TASK PROMPT
Give everything from the start of the records down to the line containing "FancyBboxPatch shape <box>182 245" as a Markdown table with two columns, Index and Text. Put the line's row number under Index and the line itself under Text, and skip any blank lines.

··· INPUT MATERIAL ···

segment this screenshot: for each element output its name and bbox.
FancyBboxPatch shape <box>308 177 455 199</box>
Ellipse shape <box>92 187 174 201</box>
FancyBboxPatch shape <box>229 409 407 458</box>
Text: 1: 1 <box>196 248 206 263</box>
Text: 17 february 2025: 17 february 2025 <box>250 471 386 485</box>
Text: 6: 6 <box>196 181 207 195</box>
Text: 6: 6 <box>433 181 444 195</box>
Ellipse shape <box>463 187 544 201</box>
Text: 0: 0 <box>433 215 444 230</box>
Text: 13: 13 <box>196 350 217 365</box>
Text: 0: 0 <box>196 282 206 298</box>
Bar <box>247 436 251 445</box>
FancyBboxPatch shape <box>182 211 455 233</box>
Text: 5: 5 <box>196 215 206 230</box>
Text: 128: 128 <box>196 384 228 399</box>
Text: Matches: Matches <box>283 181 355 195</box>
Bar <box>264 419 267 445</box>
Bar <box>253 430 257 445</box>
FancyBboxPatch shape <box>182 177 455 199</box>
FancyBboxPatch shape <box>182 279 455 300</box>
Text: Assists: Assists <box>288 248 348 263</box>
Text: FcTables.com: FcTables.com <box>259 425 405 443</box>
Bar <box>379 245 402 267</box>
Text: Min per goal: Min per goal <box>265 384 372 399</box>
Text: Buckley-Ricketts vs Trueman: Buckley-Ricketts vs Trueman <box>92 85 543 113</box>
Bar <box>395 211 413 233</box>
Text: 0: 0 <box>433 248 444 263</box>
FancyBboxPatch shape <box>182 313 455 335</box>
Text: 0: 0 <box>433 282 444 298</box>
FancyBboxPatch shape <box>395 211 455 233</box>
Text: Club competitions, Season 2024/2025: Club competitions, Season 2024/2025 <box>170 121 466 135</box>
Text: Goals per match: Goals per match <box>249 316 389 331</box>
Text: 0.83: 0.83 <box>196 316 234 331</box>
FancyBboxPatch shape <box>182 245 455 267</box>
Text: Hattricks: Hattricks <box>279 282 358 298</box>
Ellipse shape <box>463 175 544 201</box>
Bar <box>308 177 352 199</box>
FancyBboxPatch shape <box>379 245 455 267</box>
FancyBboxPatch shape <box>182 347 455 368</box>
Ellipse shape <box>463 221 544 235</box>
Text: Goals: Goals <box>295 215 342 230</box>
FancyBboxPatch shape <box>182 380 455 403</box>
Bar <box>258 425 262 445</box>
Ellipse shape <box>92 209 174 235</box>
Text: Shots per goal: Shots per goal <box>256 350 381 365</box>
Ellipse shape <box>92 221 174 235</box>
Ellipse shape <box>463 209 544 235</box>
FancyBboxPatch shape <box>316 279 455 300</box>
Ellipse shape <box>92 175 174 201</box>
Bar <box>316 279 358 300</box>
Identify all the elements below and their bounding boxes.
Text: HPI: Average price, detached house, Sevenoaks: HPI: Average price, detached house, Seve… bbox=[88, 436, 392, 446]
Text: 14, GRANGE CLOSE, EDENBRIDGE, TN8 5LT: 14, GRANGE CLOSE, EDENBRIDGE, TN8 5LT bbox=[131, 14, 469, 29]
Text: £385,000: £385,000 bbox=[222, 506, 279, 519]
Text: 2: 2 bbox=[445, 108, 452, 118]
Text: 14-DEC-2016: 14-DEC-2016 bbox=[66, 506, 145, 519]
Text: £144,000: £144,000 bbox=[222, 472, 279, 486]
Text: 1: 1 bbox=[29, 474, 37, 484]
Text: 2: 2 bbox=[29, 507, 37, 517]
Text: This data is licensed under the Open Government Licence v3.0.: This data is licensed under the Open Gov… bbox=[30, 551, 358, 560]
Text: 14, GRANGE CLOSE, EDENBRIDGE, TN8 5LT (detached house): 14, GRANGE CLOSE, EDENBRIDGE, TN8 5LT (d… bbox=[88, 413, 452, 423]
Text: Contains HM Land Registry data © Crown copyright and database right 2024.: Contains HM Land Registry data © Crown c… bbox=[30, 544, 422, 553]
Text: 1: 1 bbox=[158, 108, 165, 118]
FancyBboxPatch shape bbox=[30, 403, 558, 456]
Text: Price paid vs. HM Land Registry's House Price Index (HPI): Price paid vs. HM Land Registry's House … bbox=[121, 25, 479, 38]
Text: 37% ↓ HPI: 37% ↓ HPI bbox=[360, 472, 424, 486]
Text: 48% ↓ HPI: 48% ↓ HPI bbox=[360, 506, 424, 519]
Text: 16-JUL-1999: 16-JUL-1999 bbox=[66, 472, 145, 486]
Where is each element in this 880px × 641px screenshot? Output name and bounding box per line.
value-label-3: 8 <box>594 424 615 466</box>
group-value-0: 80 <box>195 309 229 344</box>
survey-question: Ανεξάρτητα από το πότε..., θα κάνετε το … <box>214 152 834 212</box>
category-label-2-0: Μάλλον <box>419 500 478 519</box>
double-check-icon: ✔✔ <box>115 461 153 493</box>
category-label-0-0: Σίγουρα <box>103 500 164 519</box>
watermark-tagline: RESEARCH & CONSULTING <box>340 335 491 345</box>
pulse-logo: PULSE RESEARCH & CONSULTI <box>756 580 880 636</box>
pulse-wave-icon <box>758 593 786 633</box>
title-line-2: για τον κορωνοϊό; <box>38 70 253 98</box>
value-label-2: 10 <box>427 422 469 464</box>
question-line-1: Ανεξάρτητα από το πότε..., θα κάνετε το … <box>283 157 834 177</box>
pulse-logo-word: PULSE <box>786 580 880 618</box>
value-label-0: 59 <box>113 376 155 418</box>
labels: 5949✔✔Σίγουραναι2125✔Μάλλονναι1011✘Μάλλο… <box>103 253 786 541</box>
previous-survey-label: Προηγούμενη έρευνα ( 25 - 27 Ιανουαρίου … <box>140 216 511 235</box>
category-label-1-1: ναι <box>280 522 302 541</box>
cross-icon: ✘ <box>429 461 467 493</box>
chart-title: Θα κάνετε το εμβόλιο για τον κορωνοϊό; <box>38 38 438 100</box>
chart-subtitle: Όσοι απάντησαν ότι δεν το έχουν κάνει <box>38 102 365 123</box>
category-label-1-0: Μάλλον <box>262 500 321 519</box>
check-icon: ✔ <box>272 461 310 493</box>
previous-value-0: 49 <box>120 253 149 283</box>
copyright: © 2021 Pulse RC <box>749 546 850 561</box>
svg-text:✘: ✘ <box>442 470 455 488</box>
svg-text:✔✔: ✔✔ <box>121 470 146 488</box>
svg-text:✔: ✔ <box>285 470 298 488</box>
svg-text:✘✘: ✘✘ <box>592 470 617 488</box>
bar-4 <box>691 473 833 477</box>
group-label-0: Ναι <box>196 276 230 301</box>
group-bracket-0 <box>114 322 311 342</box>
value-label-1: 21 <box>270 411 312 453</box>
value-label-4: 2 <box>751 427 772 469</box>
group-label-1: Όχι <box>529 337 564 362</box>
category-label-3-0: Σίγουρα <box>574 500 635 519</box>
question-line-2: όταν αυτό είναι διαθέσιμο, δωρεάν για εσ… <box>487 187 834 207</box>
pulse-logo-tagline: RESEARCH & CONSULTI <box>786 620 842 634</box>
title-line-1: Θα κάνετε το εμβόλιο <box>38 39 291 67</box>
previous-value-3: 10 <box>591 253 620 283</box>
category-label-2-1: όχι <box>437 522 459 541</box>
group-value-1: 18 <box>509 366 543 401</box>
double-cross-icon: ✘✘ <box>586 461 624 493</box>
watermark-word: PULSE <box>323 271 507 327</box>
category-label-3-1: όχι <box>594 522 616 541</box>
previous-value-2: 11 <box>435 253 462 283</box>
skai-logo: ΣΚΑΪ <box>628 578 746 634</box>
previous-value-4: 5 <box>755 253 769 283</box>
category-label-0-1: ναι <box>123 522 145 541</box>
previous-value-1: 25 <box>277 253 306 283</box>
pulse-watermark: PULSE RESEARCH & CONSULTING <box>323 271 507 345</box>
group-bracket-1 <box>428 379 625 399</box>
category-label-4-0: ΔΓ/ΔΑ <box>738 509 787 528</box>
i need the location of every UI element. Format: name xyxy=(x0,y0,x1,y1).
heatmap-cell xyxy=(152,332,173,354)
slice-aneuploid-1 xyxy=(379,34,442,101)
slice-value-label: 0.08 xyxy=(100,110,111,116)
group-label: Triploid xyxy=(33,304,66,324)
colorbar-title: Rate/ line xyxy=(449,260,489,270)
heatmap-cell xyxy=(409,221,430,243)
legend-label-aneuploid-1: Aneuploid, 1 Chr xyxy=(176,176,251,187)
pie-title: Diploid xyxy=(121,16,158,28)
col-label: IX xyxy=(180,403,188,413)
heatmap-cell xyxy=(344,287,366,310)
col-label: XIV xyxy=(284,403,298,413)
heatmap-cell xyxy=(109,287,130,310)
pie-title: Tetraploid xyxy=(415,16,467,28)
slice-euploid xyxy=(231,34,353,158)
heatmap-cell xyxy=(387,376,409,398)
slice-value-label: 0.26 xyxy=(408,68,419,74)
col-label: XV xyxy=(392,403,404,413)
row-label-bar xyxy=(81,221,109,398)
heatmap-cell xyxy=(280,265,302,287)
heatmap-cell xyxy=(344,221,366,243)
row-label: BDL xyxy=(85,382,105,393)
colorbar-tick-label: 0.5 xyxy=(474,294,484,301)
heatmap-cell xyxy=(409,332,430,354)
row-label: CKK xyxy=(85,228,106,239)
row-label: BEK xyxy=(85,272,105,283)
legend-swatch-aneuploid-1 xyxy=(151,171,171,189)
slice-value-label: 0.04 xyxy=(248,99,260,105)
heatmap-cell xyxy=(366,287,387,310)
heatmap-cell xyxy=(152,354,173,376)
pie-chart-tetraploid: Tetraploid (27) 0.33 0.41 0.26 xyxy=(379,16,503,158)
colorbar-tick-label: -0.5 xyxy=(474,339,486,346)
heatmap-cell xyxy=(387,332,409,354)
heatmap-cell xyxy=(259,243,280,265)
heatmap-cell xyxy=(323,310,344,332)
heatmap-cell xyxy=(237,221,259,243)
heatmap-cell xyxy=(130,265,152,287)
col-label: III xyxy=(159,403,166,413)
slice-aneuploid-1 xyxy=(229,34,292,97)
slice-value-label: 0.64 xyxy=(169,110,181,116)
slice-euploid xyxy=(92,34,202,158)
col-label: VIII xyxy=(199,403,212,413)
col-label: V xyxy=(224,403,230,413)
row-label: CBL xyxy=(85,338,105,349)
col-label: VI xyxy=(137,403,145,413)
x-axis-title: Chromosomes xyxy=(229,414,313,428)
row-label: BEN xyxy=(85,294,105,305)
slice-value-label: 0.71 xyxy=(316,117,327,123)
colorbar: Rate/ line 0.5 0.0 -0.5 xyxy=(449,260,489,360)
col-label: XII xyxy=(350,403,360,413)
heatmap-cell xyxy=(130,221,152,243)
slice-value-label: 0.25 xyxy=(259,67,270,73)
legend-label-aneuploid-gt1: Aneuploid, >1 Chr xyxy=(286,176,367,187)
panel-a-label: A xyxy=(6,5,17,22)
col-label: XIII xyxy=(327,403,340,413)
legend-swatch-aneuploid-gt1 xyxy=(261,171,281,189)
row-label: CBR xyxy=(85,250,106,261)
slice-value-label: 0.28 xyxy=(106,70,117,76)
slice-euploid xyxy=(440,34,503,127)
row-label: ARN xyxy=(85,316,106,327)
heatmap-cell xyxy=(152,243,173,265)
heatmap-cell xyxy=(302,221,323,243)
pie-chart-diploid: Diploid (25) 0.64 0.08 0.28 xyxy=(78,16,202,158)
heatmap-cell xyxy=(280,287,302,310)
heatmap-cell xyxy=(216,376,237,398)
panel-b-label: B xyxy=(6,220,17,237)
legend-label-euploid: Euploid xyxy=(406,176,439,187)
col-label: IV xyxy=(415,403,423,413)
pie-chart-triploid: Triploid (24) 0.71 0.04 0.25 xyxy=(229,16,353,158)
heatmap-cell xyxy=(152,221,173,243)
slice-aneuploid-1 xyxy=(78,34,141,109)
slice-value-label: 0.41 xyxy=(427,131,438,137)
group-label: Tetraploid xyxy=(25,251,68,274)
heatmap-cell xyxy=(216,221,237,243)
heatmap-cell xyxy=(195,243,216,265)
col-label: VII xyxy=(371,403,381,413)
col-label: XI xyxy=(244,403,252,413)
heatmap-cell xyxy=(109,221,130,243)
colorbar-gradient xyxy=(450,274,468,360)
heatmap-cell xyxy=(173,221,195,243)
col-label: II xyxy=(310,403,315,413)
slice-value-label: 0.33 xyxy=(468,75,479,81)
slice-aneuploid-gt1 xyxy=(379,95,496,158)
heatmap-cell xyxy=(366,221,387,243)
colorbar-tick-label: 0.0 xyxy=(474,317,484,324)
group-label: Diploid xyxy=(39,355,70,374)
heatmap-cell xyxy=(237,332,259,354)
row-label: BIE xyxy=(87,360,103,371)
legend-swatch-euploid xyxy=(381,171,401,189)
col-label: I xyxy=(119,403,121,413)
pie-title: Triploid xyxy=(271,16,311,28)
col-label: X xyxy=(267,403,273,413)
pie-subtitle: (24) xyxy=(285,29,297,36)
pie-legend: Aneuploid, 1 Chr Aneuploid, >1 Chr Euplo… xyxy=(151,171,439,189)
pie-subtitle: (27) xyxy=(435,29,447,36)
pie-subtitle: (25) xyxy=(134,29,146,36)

···

EXERCISE RESULT
| Index | Text |
|---|---|
| 1 | segment this screenshot: for each element output its name and bbox. |
| 2 | FancyBboxPatch shape <box>308 177 455 199</box> |
| 3 | Ellipse shape <box>92 187 174 201</box> |
| 4 | FancyBboxPatch shape <box>229 409 407 458</box> |
| 5 | Text: 1: 1 <box>196 248 206 263</box> |
| 6 | Text: 17 february 2025: 17 february 2025 <box>250 471 386 485</box> |
| 7 | Text: 6: 6 <box>196 181 207 195</box> |
| 8 | Text: 6: 6 <box>433 181 444 195</box> |
| 9 | Ellipse shape <box>463 187 544 201</box> |
| 10 | Text: 0: 0 <box>433 215 444 230</box> |
| 11 | Text: 13: 13 <box>196 350 217 365</box> |
| 12 | Text: 0: 0 <box>196 282 206 298</box> |
| 13 | Bar <box>247 436 251 445</box> |
| 14 | FancyBboxPatch shape <box>182 211 455 233</box> |
| 15 | Text: 5: 5 <box>196 215 206 230</box> |
| 16 | Text: 128: 128 <box>196 384 228 399</box> |
| 17 | Text: Matches: Matches <box>283 181 355 195</box> |
| 18 | Bar <box>264 419 267 445</box> |
| 19 | Bar <box>253 430 257 445</box> |
| 20 | FancyBboxPatch shape <box>182 177 455 199</box> |
| 21 | FancyBboxPatch shape <box>182 279 455 300</box> |
| 22 | Text: Assists: Assists <box>288 248 348 263</box> |
| 23 | Text: FcTables.com: FcTables.com <box>259 425 405 443</box> |
| 24 | Bar <box>379 245 402 267</box> |
| 25 | Text: Min per goal: Min per goal <box>265 384 372 399</box> |
| 26 | Text: Buckley-Ricketts vs Trueman: Buckley-Ricketts vs Trueman <box>92 85 543 113</box> |
| 27 | Bar <box>395 211 413 233</box> |
| 28 | Text: 0: 0 <box>433 248 444 263</box> |
| 29 | FancyBboxPatch shape <box>182 313 455 335</box> |
| 30 | Text: 0: 0 <box>433 282 444 298</box> |
| 31 | FancyBboxPatch shape <box>395 211 455 233</box> |
| 32 | Text: Club competitions, Season 2024/2025: Club competitions, Season 2024/2025 <box>170 121 466 135</box> |
| 33 | Text: Goals per match: Goals per match <box>249 316 389 331</box> |
| 34 | Text: 0.83: 0.83 <box>196 316 234 331</box> |
| 35 | FancyBboxPatch shape <box>182 245 455 267</box> |